# [WHAT YOU SHOULD DO]
Copy out the entries below with every "bullet-dot-icon" changed to "bullet-point-icon" and nothing else altered. Leave the pictures out.

──────── INFORMATION PROVIDED ────────

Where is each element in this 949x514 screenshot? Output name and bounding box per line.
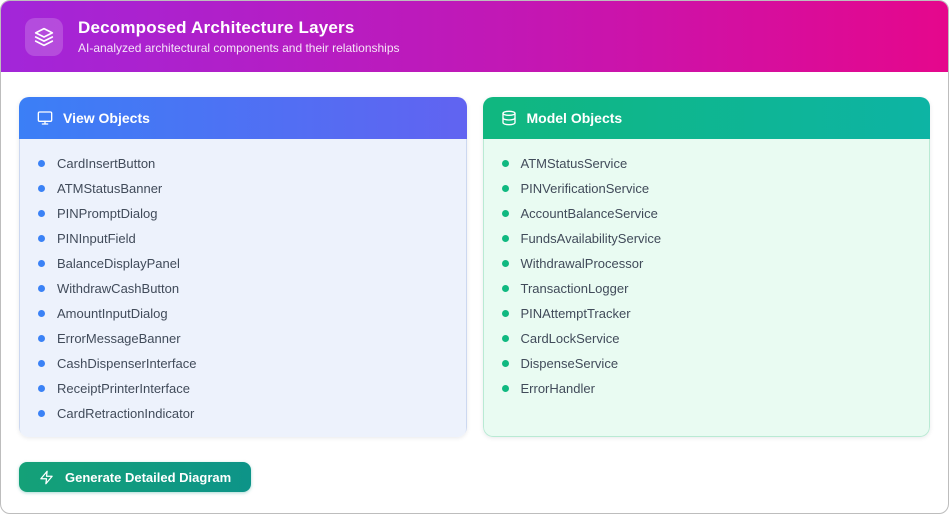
list-item-label: WithdrawalProcessor [521, 256, 644, 271]
bullet-dot-icon [38, 310, 45, 317]
list-item-label: ATMStatusService [521, 156, 628, 171]
list-item-label: CardRetractionIndicator [57, 406, 194, 421]
list-item: ErrorMessageBanner [38, 326, 448, 351]
footer-actions: Generate Detailed Diagram [1, 437, 948, 492]
generate-button-label: Generate Detailed Diagram [65, 470, 231, 485]
layers-icon [34, 27, 54, 47]
view-objects-list: CardInsertButton ATMStatusBanner PINProm… [19, 139, 467, 437]
list-item: PINPromptDialog [38, 201, 448, 226]
view-objects-header: View Objects [19, 97, 467, 139]
list-item-label: ATMStatusBanner [57, 181, 162, 196]
list-item: WithdrawalProcessor [502, 251, 912, 276]
list-item-label: CardInsertButton [57, 156, 155, 171]
list-item: ATMStatusService [502, 151, 912, 176]
list-item: PINVerificationService [502, 176, 912, 201]
list-item: CardRetractionIndicator [38, 401, 448, 426]
bullet-dot-icon [502, 260, 509, 267]
list-item-label: TransactionLogger [521, 281, 629, 296]
view-objects-card: View Objects CardInsertButton ATMStatusB… [19, 97, 467, 437]
list-item-label: AmountInputDialog [57, 306, 168, 321]
bullet-dot-icon [38, 410, 45, 417]
list-item-label: CashDispenserInterface [57, 356, 196, 371]
list-item-label: BalanceDisplayPanel [57, 256, 180, 271]
decomposed-architecture-panel: Decomposed Architecture Layers AI-analyz… [0, 0, 949, 514]
bullet-dot-icon [38, 235, 45, 242]
bullet-dot-icon [38, 360, 45, 367]
bullet-dot-icon [38, 285, 45, 292]
list-item: CardInsertButton [38, 151, 448, 176]
bullet-dot-icon [38, 385, 45, 392]
view-objects-title: View Objects [63, 110, 150, 126]
list-item-label: PINAttemptTracker [521, 306, 631, 321]
header-icon-box [25, 18, 63, 56]
list-item: AmountInputDialog [38, 301, 448, 326]
bullet-dot-icon [502, 335, 509, 342]
list-item: ErrorHandler [502, 376, 912, 401]
list-item: PINInputField [38, 226, 448, 251]
list-item: CardLockService [502, 326, 912, 351]
list-item: TransactionLogger [502, 276, 912, 301]
list-item: DispenseService [502, 351, 912, 376]
list-item-label: PINVerificationService [521, 181, 650, 196]
bullet-dot-icon [502, 235, 509, 242]
page-header: Decomposed Architecture Layers AI-analyz… [1, 1, 948, 72]
list-item-label: ErrorHandler [521, 381, 595, 396]
bullet-dot-icon [502, 160, 509, 167]
model-objects-list: ATMStatusService PINVerificationService … [483, 139, 931, 437]
list-item: BalanceDisplayPanel [38, 251, 448, 276]
list-item: PINAttemptTracker [502, 301, 912, 326]
list-item-label: ErrorMessageBanner [57, 331, 181, 346]
bullet-dot-icon [502, 210, 509, 217]
list-item-label: CardLockService [521, 331, 620, 346]
list-item: ReceiptPrinterInterface [38, 376, 448, 401]
bullet-dot-icon [502, 285, 509, 292]
bullet-dot-icon [38, 210, 45, 217]
list-item-label: DispenseService [521, 356, 619, 371]
database-icon [501, 110, 517, 126]
zap-icon [39, 470, 54, 485]
list-item-label: PINInputField [57, 231, 136, 246]
list-item: CashDispenserInterface [38, 351, 448, 376]
bullet-dot-icon [38, 260, 45, 267]
list-item-label: WithdrawCashButton [57, 281, 179, 296]
list-item: AccountBalanceService [502, 201, 912, 226]
bullet-dot-icon [502, 185, 509, 192]
list-item-label: ReceiptPrinterInterface [57, 381, 190, 396]
bullet-dot-icon [502, 310, 509, 317]
list-item: ATMStatusBanner [38, 176, 448, 201]
list-item-label: FundsAvailabilityService [521, 231, 662, 246]
monitor-icon [37, 110, 53, 126]
bullet-dot-icon [502, 385, 509, 392]
list-item: WithdrawCashButton [38, 276, 448, 301]
model-objects-header: Model Objects [483, 97, 931, 139]
bullet-dot-icon [38, 335, 45, 342]
list-item-label: AccountBalanceService [521, 206, 658, 221]
model-objects-title: Model Objects [527, 110, 623, 126]
list-item: FundsAvailabilityService [502, 226, 912, 251]
page-subtitle: AI-analyzed architectural components and… [78, 41, 400, 55]
bullet-dot-icon [38, 160, 45, 167]
panels-grid: View Objects CardInsertButton ATMStatusB… [1, 72, 948, 437]
bullet-dot-icon [502, 360, 509, 367]
generate-detailed-diagram-button[interactable]: Generate Detailed Diagram [19, 462, 251, 492]
model-objects-card: Model Objects ATMStatusService PINVerifi… [483, 97, 931, 437]
list-item-label: PINPromptDialog [57, 206, 157, 221]
page-title: Decomposed Architecture Layers [78, 18, 400, 38]
bullet-dot-icon [38, 185, 45, 192]
header-text: Decomposed Architecture Layers AI-analyz… [78, 18, 400, 55]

────────

# [SOLUTION TO THIS TASK]
Where is each element in this 949x514 screenshot? Output name and bounding box per line.
list-item-label: WithdrawalProcessor [521, 256, 644, 271]
bullet-point-icon [38, 310, 45, 317]
list-item-label: ATMStatusService [521, 156, 628, 171]
list-item-label: CardRetractionIndicator [57, 406, 194, 421]
list-item: ErrorMessageBanner [38, 326, 448, 351]
footer-actions: Generate Detailed Diagram [1, 437, 948, 492]
generate-button-label: Generate Detailed Diagram [65, 470, 231, 485]
layers-icon [34, 27, 54, 47]
view-objects-list: CardInsertButton ATMStatusBanner PINProm… [19, 139, 467, 437]
list-item: PINPromptDialog [38, 201, 448, 226]
view-objects-header: View Objects [19, 97, 467, 139]
list-item-label: ATMStatusBanner [57, 181, 162, 196]
list-item: WithdrawalProcessor [502, 251, 912, 276]
list-item-label: CardInsertButton [57, 156, 155, 171]
list-item: ATMStatusService [502, 151, 912, 176]
list-item: PINVerificationService [502, 176, 912, 201]
list-item: CardRetractionIndicator [38, 401, 448, 426]
bullet-point-icon [502, 260, 509, 267]
list-item-label: TransactionLogger [521, 281, 629, 296]
view-objects-card: View Objects CardInsertButton ATMStatusB… [19, 97, 467, 437]
list-item-label: AmountInputDialog [57, 306, 168, 321]
bullet-point-icon [38, 410, 45, 417]
list-item-label: CashDispenserInterface [57, 356, 196, 371]
list-item-label: BalanceDisplayPanel [57, 256, 180, 271]
decomposed-architecture-panel: Decomposed Architecture Layers AI-analyz… [0, 0, 949, 514]
bullet-point-icon [38, 235, 45, 242]
bullet-point-icon [38, 360, 45, 367]
bullet-point-icon [38, 285, 45, 292]
list-item: CardInsertButton [38, 151, 448, 176]
bullet-point-icon [38, 385, 45, 392]
view-objects-title: View Objects [63, 110, 150, 126]
list-item-label: PINAttemptTracker [521, 306, 631, 321]
header-icon-box [25, 18, 63, 56]
list-item: AmountInputDialog [38, 301, 448, 326]
bullet-point-icon [502, 335, 509, 342]
list-item: ErrorHandler [502, 376, 912, 401]
list-item: PINInputField [38, 226, 448, 251]
list-item: CardLockService [502, 326, 912, 351]
list-item: TransactionLogger [502, 276, 912, 301]
list-item: DispenseService [502, 351, 912, 376]
list-item-label: PINVerificationService [521, 181, 650, 196]
bullet-point-icon [502, 235, 509, 242]
page-header: Decomposed Architecture Layers AI-analyz… [1, 1, 948, 72]
list-item-label: ErrorHandler [521, 381, 595, 396]
bullet-point-icon [502, 160, 509, 167]
model-objects-list: ATMStatusService PINVerificationService … [483, 139, 931, 437]
list-item: BalanceDisplayPanel [38, 251, 448, 276]
list-item: PINAttemptTracker [502, 301, 912, 326]
list-item-label: ErrorMessageBanner [57, 331, 181, 346]
bullet-point-icon [502, 210, 509, 217]
list-item-label: CardLockService [521, 331, 620, 346]
list-item: ReceiptPrinterInterface [38, 376, 448, 401]
bullet-point-icon [502, 285, 509, 292]
bullet-point-icon [38, 210, 45, 217]
list-item-label: DispenseService [521, 356, 619, 371]
database-icon [501, 110, 517, 126]
zap-icon [39, 470, 54, 485]
list-item-label: PINInputField [57, 231, 136, 246]
list-item: CashDispenserInterface [38, 351, 448, 376]
bullet-point-icon [38, 260, 45, 267]
list-item-label: WithdrawCashButton [57, 281, 179, 296]
list-item: AccountBalanceService [502, 201, 912, 226]
bullet-point-icon [502, 185, 509, 192]
list-item-label: ReceiptPrinterInterface [57, 381, 190, 396]
bullet-point-icon [502, 310, 509, 317]
list-item: ATMStatusBanner [38, 176, 448, 201]
list-item-label: FundsAvailabilityService [521, 231, 662, 246]
monitor-icon [37, 110, 53, 126]
bullet-point-icon [502, 385, 509, 392]
list-item: WithdrawCashButton [38, 276, 448, 301]
model-objects-header: Model Objects [483, 97, 931, 139]
bullet-point-icon [38, 335, 45, 342]
list-item-label: AccountBalanceService [521, 206, 658, 221]
model-objects-title: Model Objects [527, 110, 623, 126]
list-item: FundsAvailabilityService [502, 226, 912, 251]
page-subtitle: AI-analyzed architectural components and… [78, 41, 400, 55]
bullet-point-icon [38, 160, 45, 167]
panels-grid: View Objects CardInsertButton ATMStatusB… [1, 72, 948, 437]
bullet-point-icon [502, 360, 509, 367]
generate-detailed-diagram-button[interactable]: Generate Detailed Diagram [19, 462, 251, 492]
model-objects-card: Model Objects ATMStatusService PINVerifi… [483, 97, 931, 437]
list-item-label: PINPromptDialog [57, 206, 157, 221]
page-title: Decomposed Architecture Layers [78, 18, 400, 38]
bullet-point-icon [38, 185, 45, 192]
header-text: Decomposed Architecture Layers AI-analyz… [78, 18, 400, 55]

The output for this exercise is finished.